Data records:

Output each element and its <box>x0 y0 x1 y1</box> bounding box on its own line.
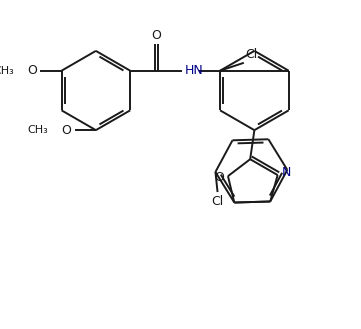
Text: CH₃: CH₃ <box>27 125 48 135</box>
Text: O: O <box>27 64 37 77</box>
Text: Cl: Cl <box>245 48 258 61</box>
Text: CH₃: CH₃ <box>0 66 14 76</box>
Text: HN: HN <box>184 64 203 77</box>
Text: N: N <box>281 166 291 179</box>
Text: O: O <box>152 29 162 42</box>
Text: O: O <box>61 124 71 137</box>
Text: Cl: Cl <box>212 195 224 208</box>
Text: O: O <box>214 171 224 184</box>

What you should do - Rewrite every row above, changing "bounding box" to "enclosing rectangle" and keeping all other text the same. Do not include the pictures.

Answer to the task -
Output each element and its <box>x0 y0 x1 y1</box> enclosing rectangle on its own line.
Text: CH₃: CH₃ <box>27 125 48 135</box>
Text: O: O <box>27 64 37 77</box>
Text: Cl: Cl <box>245 48 258 61</box>
Text: CH₃: CH₃ <box>0 66 14 76</box>
Text: HN: HN <box>184 64 203 77</box>
Text: N: N <box>281 166 291 179</box>
Text: O: O <box>152 29 162 42</box>
Text: O: O <box>61 124 71 137</box>
Text: Cl: Cl <box>212 195 224 208</box>
Text: O: O <box>214 171 224 184</box>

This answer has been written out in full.